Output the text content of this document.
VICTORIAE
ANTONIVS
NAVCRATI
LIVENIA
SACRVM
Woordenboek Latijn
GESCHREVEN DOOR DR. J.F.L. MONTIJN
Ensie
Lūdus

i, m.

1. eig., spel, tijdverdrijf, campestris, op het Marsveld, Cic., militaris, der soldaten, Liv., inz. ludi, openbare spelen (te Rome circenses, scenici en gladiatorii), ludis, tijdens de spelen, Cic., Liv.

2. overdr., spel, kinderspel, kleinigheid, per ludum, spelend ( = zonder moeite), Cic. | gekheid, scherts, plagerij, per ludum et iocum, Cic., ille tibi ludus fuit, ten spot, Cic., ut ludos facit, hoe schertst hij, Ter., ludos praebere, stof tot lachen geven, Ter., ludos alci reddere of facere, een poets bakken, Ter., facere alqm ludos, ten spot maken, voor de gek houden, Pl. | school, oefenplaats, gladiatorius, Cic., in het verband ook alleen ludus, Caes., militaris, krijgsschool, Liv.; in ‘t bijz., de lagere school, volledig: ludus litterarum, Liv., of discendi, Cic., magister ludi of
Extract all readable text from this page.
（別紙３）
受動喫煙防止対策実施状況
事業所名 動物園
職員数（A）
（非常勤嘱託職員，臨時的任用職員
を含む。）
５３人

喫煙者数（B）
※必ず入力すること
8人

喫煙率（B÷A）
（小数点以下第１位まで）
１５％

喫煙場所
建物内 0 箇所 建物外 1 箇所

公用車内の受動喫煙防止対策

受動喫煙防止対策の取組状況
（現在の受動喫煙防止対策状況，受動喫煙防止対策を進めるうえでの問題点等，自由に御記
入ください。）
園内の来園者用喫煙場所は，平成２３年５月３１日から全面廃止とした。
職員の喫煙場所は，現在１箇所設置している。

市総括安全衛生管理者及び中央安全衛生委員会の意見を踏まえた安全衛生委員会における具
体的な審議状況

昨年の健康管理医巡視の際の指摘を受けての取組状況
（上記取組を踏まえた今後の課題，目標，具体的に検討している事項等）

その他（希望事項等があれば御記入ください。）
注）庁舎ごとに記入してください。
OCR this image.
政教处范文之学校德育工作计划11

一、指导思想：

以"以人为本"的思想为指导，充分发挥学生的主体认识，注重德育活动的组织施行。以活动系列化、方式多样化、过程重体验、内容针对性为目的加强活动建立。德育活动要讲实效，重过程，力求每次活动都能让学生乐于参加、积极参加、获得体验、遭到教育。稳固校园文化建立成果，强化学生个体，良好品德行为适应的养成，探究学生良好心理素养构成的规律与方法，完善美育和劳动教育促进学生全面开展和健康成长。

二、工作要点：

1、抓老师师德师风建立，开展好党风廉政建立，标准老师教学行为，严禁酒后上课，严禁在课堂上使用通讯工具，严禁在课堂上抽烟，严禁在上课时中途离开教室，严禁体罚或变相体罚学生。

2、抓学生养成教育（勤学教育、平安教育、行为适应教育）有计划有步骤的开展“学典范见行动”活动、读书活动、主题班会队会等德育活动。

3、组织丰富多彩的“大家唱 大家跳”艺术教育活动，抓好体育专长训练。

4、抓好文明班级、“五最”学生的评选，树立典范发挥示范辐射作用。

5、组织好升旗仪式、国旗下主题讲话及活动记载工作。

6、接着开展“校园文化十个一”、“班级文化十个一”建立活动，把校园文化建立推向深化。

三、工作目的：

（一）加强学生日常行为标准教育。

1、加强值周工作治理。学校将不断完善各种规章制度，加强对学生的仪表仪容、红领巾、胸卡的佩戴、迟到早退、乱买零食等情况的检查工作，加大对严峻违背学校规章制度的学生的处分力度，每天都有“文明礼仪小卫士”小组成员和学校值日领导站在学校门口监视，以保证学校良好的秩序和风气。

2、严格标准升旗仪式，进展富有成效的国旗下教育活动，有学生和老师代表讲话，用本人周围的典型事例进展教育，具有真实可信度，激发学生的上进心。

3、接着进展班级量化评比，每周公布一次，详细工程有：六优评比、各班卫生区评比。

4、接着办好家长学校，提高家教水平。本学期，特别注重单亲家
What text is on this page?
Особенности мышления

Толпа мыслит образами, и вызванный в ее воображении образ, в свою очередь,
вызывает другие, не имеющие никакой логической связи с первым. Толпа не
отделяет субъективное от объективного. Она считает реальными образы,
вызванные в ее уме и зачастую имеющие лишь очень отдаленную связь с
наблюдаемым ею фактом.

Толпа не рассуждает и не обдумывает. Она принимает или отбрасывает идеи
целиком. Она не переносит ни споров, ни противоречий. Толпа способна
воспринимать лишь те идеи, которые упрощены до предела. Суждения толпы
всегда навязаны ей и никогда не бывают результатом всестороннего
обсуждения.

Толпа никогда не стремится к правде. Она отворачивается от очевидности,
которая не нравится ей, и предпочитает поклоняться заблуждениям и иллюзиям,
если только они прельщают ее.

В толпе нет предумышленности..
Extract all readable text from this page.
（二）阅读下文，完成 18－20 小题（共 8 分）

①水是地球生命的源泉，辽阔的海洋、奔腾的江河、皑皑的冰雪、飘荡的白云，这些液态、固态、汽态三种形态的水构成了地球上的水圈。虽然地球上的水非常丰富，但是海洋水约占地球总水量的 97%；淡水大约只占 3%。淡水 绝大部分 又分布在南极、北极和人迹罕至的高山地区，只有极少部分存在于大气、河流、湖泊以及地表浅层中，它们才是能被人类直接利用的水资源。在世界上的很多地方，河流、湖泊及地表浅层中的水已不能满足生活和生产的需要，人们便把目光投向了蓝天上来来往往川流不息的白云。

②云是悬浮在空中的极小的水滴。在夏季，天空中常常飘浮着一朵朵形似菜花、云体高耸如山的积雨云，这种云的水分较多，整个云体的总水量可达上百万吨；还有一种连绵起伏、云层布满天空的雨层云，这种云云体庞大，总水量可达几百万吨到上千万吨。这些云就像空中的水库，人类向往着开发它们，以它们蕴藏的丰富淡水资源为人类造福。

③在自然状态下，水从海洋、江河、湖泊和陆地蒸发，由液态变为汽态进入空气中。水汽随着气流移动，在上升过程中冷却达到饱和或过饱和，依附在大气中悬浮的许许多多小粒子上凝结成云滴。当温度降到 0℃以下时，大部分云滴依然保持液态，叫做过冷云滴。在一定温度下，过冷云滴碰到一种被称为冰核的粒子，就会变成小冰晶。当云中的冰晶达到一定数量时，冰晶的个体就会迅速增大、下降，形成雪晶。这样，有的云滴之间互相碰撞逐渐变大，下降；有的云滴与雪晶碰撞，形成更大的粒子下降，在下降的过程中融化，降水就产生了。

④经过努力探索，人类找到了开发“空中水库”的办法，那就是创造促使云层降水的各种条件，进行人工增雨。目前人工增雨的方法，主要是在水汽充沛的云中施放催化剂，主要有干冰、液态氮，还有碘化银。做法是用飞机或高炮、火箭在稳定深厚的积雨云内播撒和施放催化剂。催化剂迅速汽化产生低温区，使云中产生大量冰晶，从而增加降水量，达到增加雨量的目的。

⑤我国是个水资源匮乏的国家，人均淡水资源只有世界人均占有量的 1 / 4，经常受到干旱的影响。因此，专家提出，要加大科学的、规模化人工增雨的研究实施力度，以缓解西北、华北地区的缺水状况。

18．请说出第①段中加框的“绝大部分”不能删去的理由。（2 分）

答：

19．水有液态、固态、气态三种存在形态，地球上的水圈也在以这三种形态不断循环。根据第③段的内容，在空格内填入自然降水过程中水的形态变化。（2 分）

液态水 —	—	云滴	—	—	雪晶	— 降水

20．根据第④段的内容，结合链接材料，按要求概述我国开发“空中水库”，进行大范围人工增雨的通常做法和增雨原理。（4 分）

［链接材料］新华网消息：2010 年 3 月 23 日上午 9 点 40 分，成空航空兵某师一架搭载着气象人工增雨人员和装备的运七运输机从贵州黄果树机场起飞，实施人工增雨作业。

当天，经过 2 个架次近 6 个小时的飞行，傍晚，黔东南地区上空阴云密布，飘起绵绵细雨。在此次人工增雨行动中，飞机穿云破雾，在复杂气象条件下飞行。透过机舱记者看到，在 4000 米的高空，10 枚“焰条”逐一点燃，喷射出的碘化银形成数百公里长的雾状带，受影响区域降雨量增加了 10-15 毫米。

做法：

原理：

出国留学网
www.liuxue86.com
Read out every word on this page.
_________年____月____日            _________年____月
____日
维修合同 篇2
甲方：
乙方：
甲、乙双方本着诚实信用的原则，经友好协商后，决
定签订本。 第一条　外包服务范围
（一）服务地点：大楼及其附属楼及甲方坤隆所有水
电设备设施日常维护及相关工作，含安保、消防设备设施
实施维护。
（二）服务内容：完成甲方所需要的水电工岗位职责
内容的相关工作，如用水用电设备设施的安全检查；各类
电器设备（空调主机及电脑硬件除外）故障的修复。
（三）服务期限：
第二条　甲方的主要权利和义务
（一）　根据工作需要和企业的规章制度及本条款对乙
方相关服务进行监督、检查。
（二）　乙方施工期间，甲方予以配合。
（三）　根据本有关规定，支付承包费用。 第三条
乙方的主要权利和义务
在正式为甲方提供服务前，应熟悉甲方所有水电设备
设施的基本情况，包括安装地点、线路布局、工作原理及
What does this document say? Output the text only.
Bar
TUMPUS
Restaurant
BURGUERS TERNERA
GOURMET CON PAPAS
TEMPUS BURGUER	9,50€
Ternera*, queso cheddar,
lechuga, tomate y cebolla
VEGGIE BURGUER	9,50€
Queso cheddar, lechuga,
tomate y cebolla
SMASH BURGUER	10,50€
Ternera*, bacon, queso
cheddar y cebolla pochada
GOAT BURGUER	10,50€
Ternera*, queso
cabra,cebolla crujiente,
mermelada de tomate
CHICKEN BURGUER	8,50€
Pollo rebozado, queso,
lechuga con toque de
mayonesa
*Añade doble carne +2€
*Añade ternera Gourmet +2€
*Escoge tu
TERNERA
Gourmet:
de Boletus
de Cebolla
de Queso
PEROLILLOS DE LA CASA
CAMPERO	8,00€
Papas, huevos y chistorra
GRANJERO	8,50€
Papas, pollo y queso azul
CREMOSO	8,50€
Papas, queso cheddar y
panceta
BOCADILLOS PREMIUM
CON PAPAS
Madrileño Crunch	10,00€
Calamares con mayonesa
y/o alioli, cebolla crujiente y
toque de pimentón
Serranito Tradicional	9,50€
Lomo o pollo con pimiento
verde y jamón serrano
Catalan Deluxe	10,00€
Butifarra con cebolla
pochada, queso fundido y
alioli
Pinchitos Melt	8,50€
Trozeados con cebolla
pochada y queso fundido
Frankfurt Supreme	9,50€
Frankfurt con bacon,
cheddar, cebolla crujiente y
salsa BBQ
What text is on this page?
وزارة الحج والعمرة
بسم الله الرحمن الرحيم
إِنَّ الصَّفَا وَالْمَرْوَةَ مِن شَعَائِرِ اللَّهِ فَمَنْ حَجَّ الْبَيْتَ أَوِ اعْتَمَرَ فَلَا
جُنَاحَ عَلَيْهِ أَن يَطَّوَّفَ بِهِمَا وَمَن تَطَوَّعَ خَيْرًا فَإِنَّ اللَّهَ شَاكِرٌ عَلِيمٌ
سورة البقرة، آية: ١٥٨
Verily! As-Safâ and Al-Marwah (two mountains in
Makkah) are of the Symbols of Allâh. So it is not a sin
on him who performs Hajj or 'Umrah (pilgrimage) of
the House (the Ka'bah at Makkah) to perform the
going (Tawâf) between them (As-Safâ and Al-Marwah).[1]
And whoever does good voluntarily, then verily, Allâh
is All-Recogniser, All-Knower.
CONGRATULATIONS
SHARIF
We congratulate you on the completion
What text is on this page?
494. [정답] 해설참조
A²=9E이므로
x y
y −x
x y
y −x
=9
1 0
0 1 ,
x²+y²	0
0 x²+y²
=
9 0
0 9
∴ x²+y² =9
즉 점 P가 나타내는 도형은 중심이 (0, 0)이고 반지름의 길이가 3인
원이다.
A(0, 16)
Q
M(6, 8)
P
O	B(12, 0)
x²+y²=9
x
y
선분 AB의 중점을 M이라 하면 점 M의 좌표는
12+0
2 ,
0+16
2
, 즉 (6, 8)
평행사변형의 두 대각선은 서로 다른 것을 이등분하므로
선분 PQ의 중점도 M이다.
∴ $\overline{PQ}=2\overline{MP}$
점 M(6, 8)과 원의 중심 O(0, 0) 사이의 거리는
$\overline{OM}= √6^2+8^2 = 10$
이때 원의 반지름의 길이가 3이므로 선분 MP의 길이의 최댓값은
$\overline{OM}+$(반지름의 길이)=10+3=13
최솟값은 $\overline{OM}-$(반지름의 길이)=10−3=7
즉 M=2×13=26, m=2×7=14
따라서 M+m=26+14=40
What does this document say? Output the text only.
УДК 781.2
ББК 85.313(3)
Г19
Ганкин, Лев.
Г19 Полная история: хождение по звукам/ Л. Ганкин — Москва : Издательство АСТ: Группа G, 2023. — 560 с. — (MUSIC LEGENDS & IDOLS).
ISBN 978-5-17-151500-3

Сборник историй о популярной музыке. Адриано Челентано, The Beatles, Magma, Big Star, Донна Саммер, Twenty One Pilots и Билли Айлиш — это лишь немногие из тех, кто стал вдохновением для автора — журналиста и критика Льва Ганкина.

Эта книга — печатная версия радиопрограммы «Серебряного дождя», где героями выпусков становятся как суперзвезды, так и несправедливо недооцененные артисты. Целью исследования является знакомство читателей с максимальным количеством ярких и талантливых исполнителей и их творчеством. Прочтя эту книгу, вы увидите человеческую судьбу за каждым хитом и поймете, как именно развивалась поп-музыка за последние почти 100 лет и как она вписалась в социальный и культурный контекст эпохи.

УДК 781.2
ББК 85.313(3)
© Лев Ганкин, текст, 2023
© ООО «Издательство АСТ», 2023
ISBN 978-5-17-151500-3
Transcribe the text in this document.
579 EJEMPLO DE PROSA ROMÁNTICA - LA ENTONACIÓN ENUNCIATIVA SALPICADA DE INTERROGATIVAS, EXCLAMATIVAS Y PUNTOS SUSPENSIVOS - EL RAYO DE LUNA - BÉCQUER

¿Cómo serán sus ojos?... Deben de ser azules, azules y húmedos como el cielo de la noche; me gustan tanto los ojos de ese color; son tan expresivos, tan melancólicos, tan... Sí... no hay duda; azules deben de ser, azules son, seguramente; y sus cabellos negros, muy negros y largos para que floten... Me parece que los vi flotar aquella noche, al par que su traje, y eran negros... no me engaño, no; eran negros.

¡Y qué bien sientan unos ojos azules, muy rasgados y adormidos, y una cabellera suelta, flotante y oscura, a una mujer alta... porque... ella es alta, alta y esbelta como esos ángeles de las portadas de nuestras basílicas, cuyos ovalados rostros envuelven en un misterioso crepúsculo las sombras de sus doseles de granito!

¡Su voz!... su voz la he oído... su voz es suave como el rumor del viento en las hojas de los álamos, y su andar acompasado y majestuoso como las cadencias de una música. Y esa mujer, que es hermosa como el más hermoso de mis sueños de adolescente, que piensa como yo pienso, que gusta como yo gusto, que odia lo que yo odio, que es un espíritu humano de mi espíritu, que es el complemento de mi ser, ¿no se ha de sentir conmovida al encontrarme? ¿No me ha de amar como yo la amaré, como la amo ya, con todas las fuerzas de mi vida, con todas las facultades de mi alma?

- _EXERCISE GOAL_: Your task is to gather all lines from the entries above that hold the word "Frankfurt".

- _CORRECT OUTPUT_:
Frankfurt Supreme	9,50€
Frankfurt con bacon,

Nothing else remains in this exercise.